▶ [Supplied information]

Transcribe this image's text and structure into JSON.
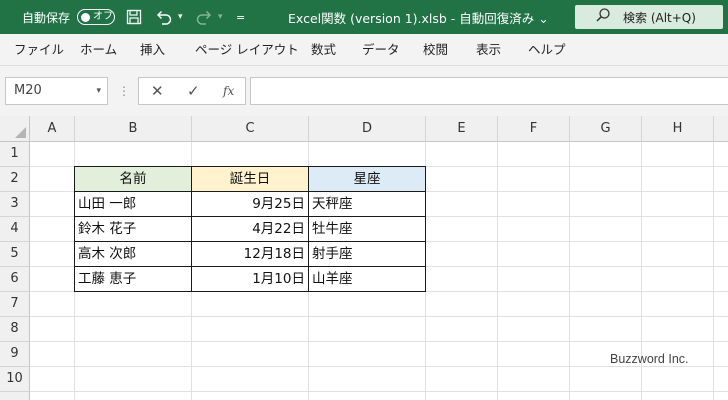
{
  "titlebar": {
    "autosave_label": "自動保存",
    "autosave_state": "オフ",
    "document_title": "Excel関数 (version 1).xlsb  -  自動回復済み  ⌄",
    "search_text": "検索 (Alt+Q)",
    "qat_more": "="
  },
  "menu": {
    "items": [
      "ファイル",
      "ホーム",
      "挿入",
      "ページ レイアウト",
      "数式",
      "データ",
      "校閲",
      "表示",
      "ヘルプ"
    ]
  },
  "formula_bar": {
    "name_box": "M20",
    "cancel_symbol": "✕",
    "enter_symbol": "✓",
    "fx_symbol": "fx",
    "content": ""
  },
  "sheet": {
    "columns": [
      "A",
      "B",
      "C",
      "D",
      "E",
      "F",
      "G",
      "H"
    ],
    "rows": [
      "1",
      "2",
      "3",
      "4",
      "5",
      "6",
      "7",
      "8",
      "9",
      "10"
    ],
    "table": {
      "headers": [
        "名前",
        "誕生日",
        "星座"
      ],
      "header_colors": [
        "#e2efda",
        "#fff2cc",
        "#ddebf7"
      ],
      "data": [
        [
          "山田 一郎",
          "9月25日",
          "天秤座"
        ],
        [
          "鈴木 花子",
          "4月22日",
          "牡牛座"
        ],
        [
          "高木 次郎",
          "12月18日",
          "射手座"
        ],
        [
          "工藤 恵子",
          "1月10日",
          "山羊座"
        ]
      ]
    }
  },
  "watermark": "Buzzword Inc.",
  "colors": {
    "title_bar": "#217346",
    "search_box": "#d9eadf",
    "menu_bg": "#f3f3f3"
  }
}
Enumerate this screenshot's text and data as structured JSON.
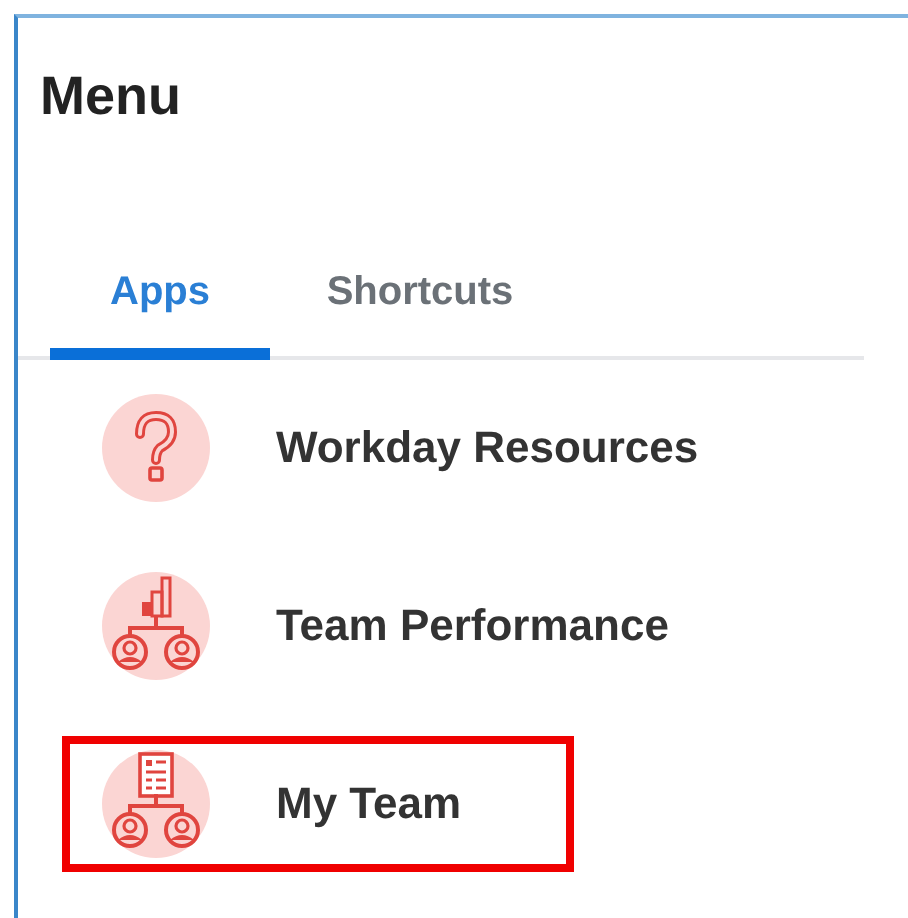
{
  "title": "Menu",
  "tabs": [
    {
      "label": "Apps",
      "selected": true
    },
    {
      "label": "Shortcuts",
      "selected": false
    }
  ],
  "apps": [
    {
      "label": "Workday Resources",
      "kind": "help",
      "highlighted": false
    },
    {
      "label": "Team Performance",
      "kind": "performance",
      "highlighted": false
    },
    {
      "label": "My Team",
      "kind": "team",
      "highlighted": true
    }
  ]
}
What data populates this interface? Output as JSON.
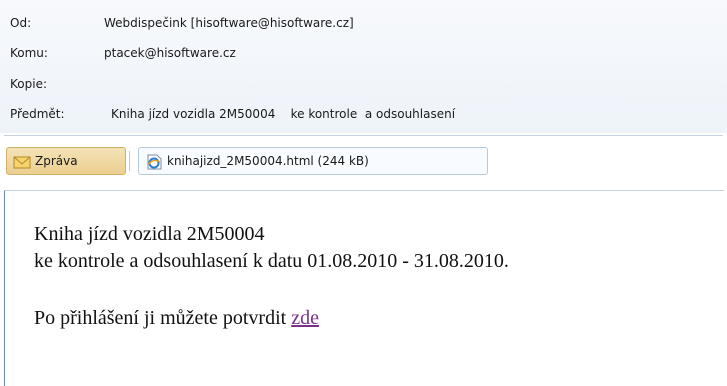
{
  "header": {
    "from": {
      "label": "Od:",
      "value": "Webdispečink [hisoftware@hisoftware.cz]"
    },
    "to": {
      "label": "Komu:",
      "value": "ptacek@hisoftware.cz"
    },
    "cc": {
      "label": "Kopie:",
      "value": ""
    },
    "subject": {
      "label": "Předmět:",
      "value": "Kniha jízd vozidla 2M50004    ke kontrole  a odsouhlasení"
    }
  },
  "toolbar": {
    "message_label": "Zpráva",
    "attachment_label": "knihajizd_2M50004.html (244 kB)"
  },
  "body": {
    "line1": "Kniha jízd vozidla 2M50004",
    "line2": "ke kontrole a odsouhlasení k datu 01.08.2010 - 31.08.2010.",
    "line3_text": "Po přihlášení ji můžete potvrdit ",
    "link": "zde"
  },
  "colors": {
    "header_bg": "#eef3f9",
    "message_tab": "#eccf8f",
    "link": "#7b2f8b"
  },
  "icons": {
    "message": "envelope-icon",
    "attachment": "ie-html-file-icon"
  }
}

...

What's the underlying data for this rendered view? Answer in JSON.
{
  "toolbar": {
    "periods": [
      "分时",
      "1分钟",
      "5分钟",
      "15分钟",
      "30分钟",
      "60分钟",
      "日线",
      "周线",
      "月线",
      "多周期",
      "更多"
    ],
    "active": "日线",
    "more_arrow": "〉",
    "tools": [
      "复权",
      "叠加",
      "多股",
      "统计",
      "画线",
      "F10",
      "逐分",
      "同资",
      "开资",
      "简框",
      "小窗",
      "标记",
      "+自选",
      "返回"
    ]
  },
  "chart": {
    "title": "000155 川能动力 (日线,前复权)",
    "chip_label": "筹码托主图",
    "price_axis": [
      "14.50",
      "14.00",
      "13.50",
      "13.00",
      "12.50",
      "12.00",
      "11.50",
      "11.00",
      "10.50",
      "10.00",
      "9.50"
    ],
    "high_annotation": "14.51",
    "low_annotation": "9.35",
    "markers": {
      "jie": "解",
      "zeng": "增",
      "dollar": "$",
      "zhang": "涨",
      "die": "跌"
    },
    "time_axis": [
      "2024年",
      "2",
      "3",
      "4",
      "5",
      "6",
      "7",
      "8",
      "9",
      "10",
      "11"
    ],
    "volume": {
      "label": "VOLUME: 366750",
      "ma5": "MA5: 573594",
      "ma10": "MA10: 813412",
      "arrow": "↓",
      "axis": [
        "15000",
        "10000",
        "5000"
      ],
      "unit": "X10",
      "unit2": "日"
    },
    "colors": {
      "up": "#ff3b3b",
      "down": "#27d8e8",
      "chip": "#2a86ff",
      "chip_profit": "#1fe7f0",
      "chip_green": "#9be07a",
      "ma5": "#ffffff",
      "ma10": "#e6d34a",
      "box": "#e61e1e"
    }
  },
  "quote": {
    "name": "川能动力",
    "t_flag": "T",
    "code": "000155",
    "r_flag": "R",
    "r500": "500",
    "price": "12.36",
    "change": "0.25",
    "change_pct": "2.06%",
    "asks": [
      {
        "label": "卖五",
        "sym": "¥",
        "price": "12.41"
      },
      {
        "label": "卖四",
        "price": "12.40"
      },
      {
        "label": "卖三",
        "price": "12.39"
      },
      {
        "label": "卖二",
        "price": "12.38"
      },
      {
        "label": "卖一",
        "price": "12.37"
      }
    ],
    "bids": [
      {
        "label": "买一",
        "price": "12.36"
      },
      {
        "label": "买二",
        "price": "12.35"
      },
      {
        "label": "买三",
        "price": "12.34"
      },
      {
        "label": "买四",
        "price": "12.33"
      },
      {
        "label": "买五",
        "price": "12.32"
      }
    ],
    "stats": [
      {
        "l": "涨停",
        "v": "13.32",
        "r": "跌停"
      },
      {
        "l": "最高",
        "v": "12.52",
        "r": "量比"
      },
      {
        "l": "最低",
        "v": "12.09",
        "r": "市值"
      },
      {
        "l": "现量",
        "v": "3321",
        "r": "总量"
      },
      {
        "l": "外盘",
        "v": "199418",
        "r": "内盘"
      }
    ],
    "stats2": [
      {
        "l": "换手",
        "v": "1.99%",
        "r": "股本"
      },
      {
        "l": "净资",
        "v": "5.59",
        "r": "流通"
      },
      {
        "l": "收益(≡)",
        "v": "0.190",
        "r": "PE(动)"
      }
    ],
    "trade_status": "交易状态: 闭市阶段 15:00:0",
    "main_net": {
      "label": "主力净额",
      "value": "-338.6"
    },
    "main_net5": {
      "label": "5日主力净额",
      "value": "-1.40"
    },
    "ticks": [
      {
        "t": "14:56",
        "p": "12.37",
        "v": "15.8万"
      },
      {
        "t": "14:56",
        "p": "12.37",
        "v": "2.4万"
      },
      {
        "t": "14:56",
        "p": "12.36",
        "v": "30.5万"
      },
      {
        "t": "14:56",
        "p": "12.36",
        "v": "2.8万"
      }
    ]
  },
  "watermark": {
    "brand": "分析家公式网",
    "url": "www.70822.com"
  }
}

--

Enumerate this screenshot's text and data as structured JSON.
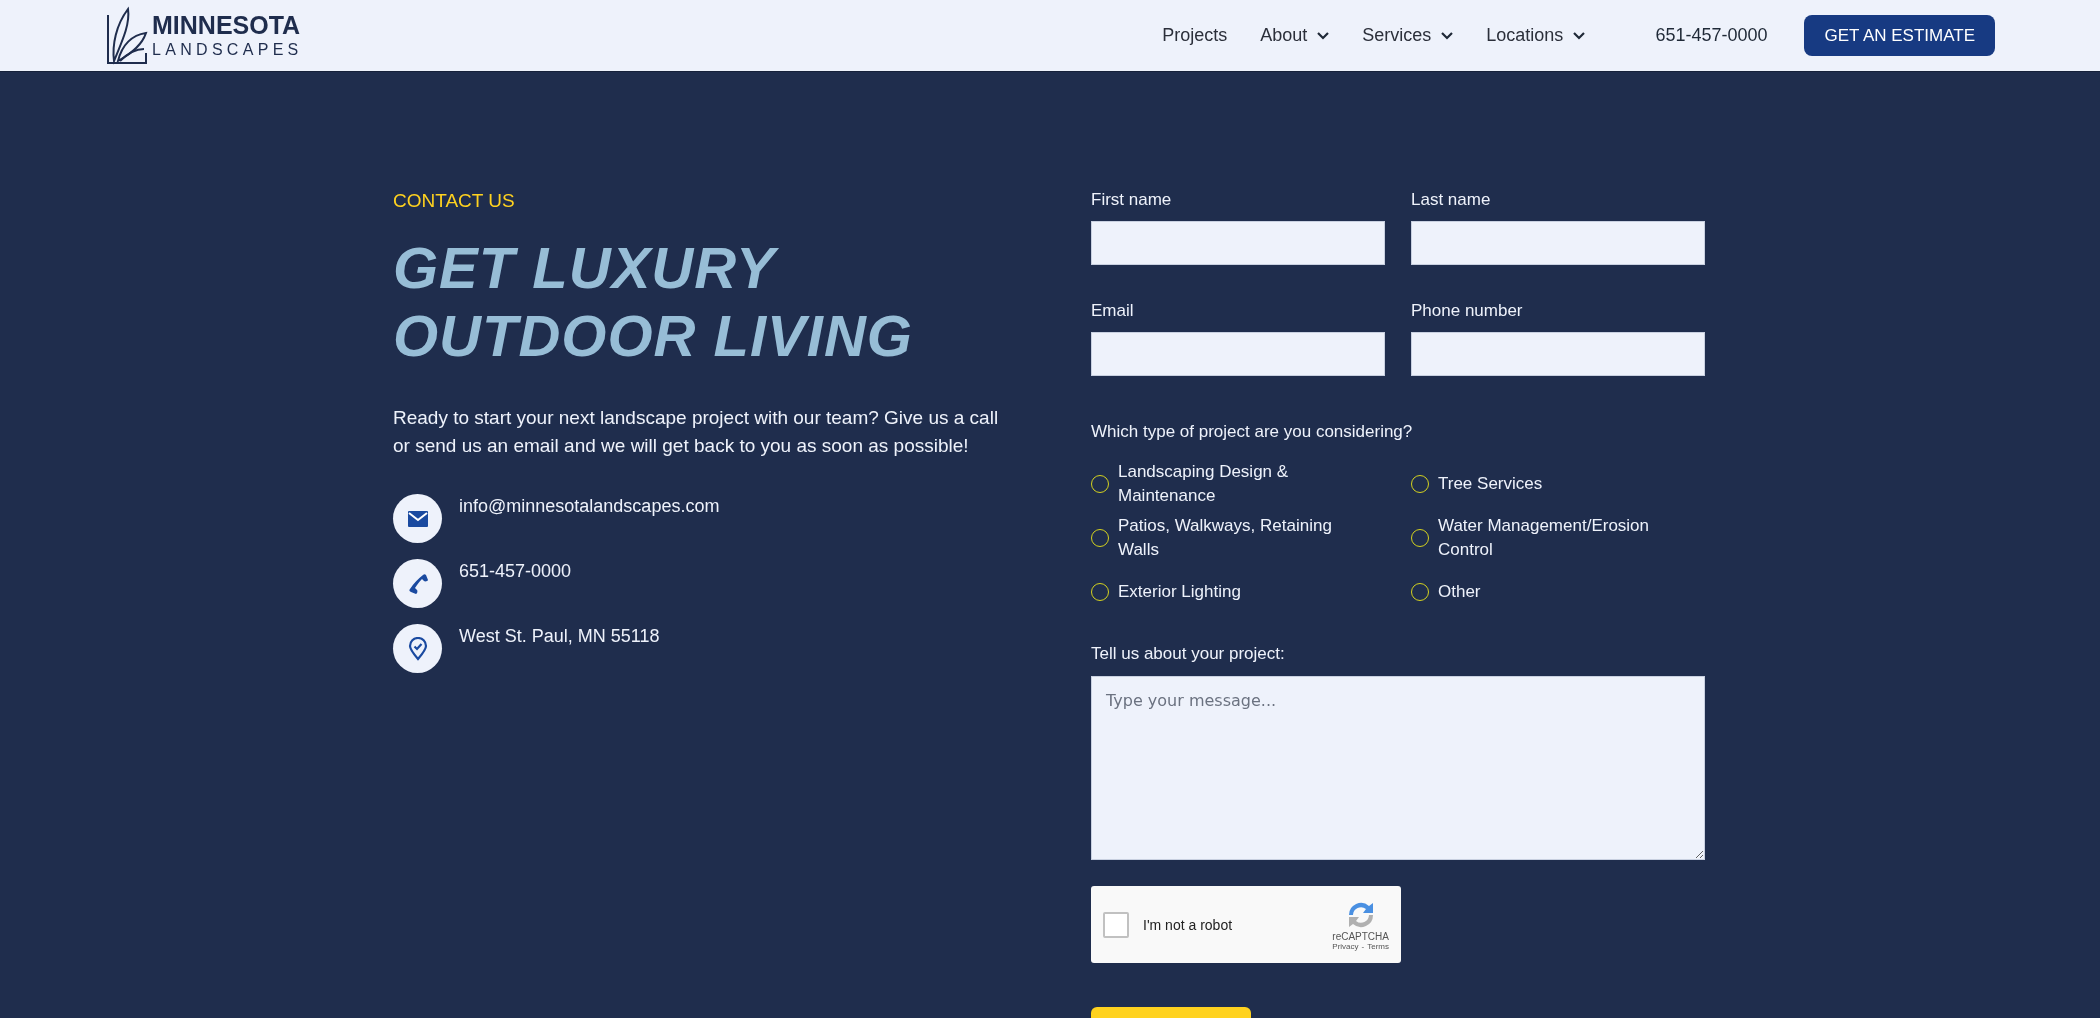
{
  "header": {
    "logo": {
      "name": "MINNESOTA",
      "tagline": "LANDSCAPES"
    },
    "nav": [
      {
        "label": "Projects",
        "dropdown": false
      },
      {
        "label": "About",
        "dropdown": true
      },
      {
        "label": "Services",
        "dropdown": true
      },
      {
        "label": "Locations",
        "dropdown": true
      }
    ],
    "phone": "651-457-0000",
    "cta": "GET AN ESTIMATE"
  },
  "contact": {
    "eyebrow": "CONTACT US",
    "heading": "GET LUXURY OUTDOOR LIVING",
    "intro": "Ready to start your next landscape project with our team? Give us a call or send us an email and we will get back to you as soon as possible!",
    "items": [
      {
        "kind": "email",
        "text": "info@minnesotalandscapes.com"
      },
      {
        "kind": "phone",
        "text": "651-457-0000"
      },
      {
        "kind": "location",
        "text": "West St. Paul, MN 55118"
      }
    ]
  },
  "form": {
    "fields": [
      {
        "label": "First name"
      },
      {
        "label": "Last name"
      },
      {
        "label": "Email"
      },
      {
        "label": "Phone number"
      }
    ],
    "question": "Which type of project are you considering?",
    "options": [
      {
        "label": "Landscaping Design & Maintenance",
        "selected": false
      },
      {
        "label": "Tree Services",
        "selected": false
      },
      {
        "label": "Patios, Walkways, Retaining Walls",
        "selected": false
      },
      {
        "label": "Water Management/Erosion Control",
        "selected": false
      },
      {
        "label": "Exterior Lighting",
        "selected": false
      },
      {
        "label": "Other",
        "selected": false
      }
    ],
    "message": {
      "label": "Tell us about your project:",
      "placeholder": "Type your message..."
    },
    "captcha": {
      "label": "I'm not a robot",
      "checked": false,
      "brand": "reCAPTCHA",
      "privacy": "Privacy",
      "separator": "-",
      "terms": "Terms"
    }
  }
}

▶ [What needs to be done] Find how many lines of the material carry the string "this". Only the number should be in the answer.

▶ [Solution below] 5